§ **EXERCISE AIM**
Transcribe the records below exactly as they appear, omitting any pictures.

§ **Items from a data source**
───
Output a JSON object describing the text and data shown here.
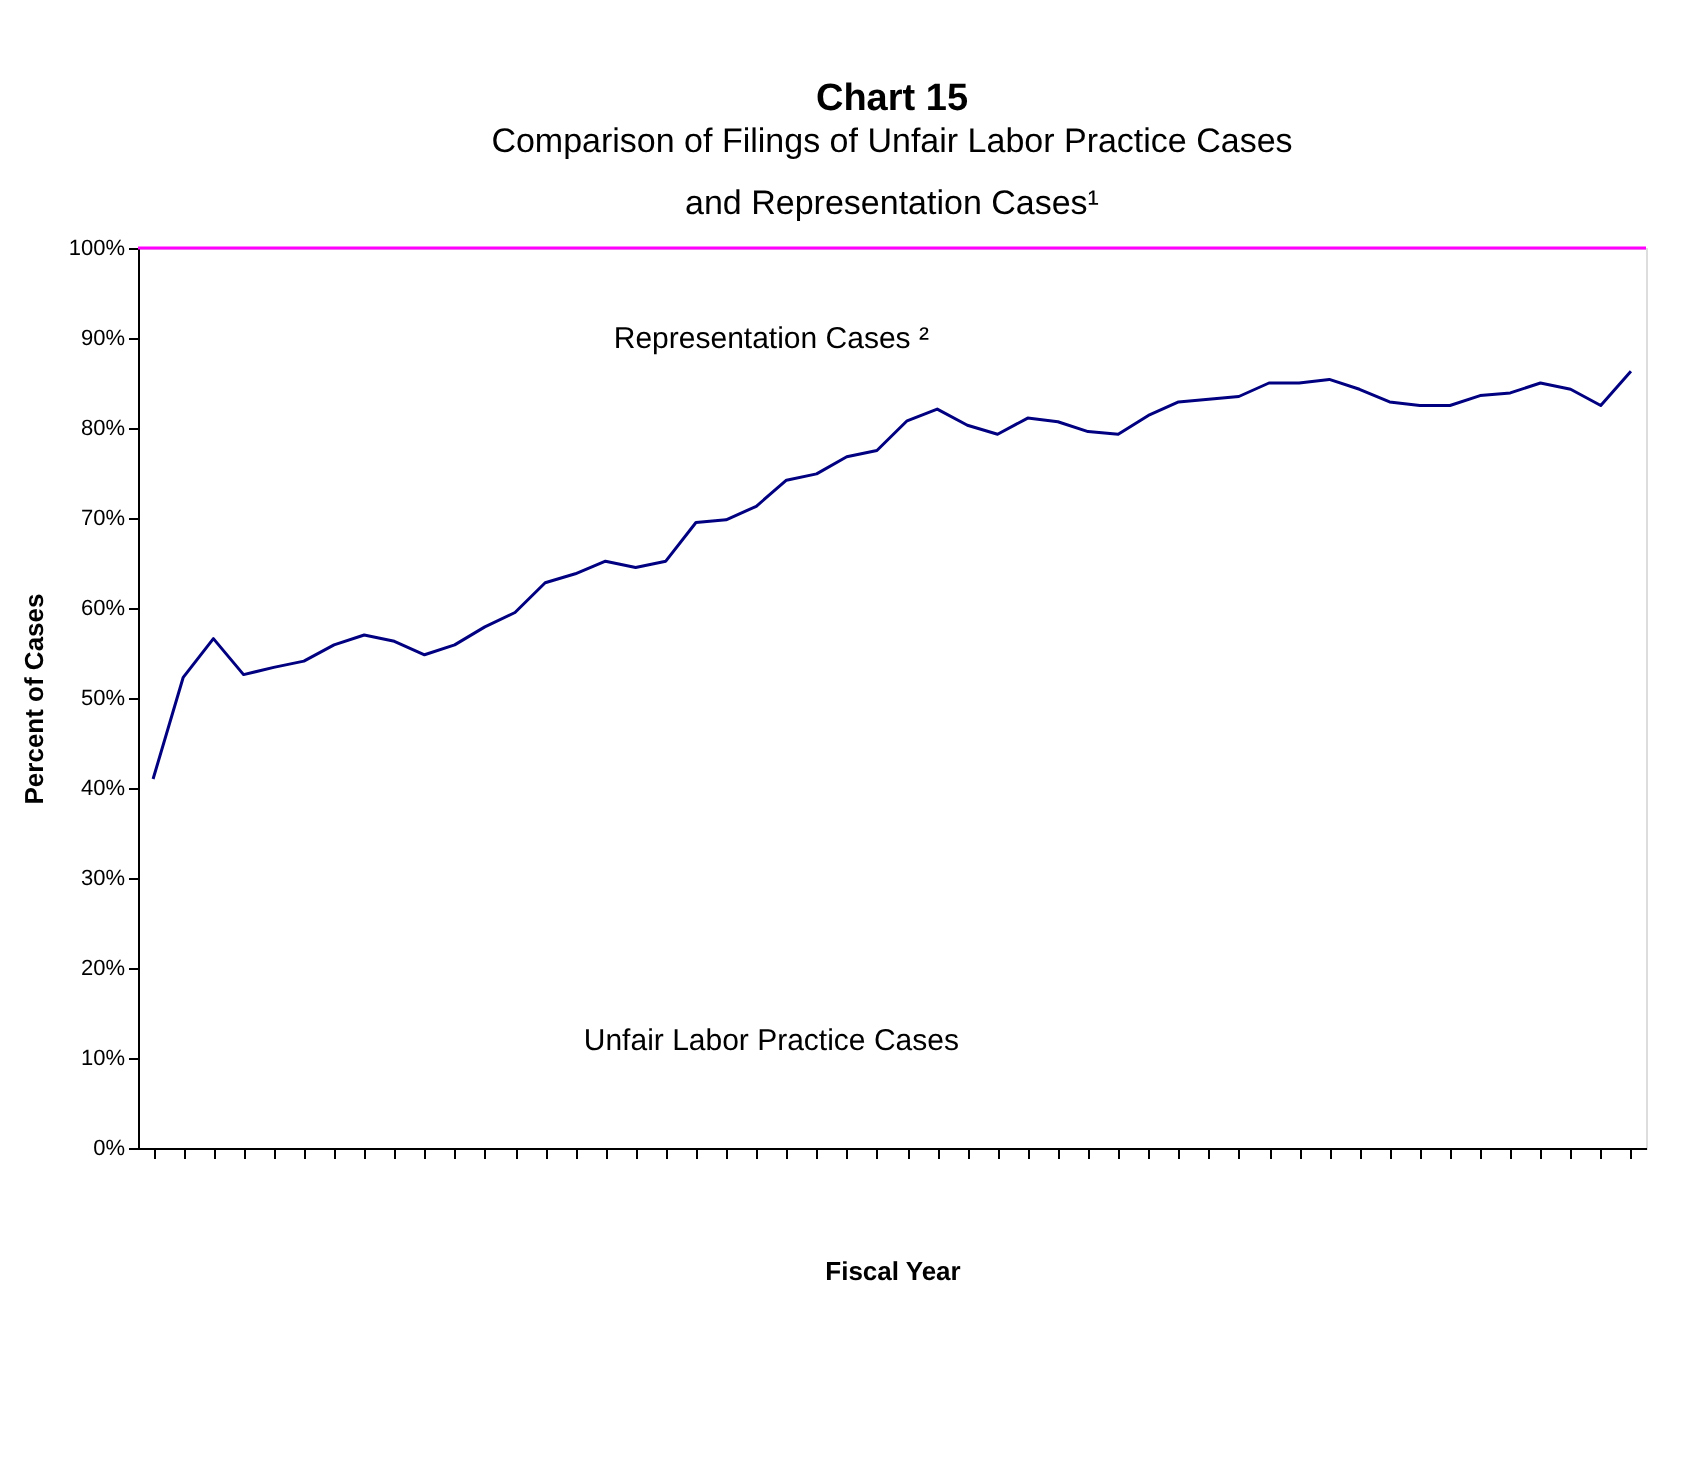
{
  "chart_data": {
    "type": "line",
    "title": "Chart 15",
    "subtitle": [
      "Comparison of Filings of Unfair Labor Practice Cases",
      "and Representation Cases¹"
    ],
    "xlabel": "Fiscal Year",
    "ylabel": "Percent of Cases",
    "categories": [
      null,
      null,
      null,
      null,
      null,
      null,
      null,
      null,
      null,
      null,
      null,
      null,
      null,
      null,
      null,
      null,
      null,
      null,
      null,
      null,
      null,
      null,
      null,
      null,
      null,
      null,
      null,
      null,
      null,
      null,
      null,
      null,
      null,
      null,
      null,
      null,
      null,
      null,
      null,
      null,
      null,
      null,
      null,
      null,
      null,
      null,
      null,
      null,
      null,
      null
    ],
    "series": [
      {
        "color": "#000080",
        "values": [
          41.0,
          52.3,
          56.6,
          52.6,
          53.4,
          54.1,
          55.9,
          57.0,
          56.3,
          54.8,
          55.9,
          57.9,
          59.5,
          62.8,
          63.8,
          65.2,
          64.5,
          65.2,
          69.5,
          69.8,
          71.3,
          74.2,
          74.9,
          76.8,
          77.5,
          80.8,
          82.1,
          80.3,
          79.3,
          81.1,
          80.7,
          79.6,
          79.3,
          81.4,
          82.9,
          83.2,
          83.5,
          85.0,
          85.0,
          85.4,
          84.3,
          82.9,
          82.5,
          82.5,
          83.6,
          83.9,
          85.0,
          84.3,
          82.5,
          86.3
        ]
      }
    ],
    "ylim": [
      0,
      100
    ],
    "yticks": [
      {
        "value": 0,
        "label": "0%"
      },
      {
        "value": 10,
        "label": "10%"
      },
      {
        "value": 20,
        "label": "20%"
      },
      {
        "value": 30,
        "label": "30%"
      },
      {
        "value": 40,
        "label": "40%"
      },
      {
        "value": 50,
        "label": "50%"
      },
      {
        "value": 60,
        "label": "60%"
      },
      {
        "value": 70,
        "label": "70%"
      },
      {
        "value": 80,
        "label": "80%"
      },
      {
        "value": 90,
        "label": "90%"
      },
      {
        "value": 100,
        "label": "100%"
      }
    ],
    "ref_lines": [
      {
        "axis": "y",
        "value": 100,
        "color": "#ff00ff"
      }
    ],
    "annotations": [
      "Representation Cases ²",
      "Unfair Labor Practice Cases"
    ],
    "tick_labels": "y",
    "grid": false,
    "marker": "none",
    "line_style": "solid"
  }
}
───
§ **TASK ANSWER**
Output a JSON object describing the text and data shown here.
{
  "chart_data": {
    "type": "line",
    "title": "Chart 15",
    "subtitle": [
      "Comparison of Filings of Unfair Labor Practice Cases",
      "and Representation Cases¹"
    ],
    "xlabel": "Fiscal Year",
    "ylabel": "Percent of Cases",
    "categories": [
      null,
      null,
      null,
      null,
      null,
      null,
      null,
      null,
      null,
      null,
      null,
      null,
      null,
      null,
      null,
      null,
      null,
      null,
      null,
      null,
      null,
      null,
      null,
      null,
      null,
      null,
      null,
      null,
      null,
      null,
      null,
      null,
      null,
      null,
      null,
      null,
      null,
      null,
      null,
      null,
      null,
      null,
      null,
      null,
      null,
      null,
      null,
      null,
      null,
      null
    ],
    "series": [
      {
        "color": "#000080",
        "values": [
          41.0,
          52.3,
          56.6,
          52.6,
          53.4,
          54.1,
          55.9,
          57.0,
          56.3,
          54.8,
          55.9,
          57.9,
          59.5,
          62.8,
          63.8,
          65.2,
          64.5,
          65.2,
          69.5,
          69.8,
          71.3,
          74.2,
          74.9,
          76.8,
          77.5,
          80.8,
          82.1,
          80.3,
          79.3,
          81.1,
          80.7,
          79.6,
          79.3,
          81.4,
          82.9,
          83.2,
          83.5,
          85.0,
          85.0,
          85.4,
          84.3,
          82.9,
          82.5,
          82.5,
          83.6,
          83.9,
          85.0,
          84.3,
          82.5,
          86.3
        ]
      }
    ],
    "ylim": [
      0,
      100
    ],
    "yticks": [
      {
        "value": 0,
        "label": "0%"
      },
      {
        "value": 10,
        "label": "10%"
      },
      {
        "value": 20,
        "label": "20%"
      },
      {
        "value": 30,
        "label": "30%"
      },
      {
        "value": 40,
        "label": "40%"
      },
      {
        "value": 50,
        "label": "50%"
      },
      {
        "value": 60,
        "label": "60%"
      },
      {
        "value": 70,
        "label": "70%"
      },
      {
        "value": 80,
        "label": "80%"
      },
      {
        "value": 90,
        "label": "90%"
      },
      {
        "value": 100,
        "label": "100%"
      }
    ],
    "ref_lines": [
      {
        "axis": "y",
        "value": 100,
        "color": "#ff00ff"
      }
    ],
    "annotations": [
      "Representation Cases ²",
      "Unfair Labor Practice Cases"
    ],
    "tick_labels": "y",
    "grid": false,
    "marker": "none",
    "line_style": "solid"
  }
}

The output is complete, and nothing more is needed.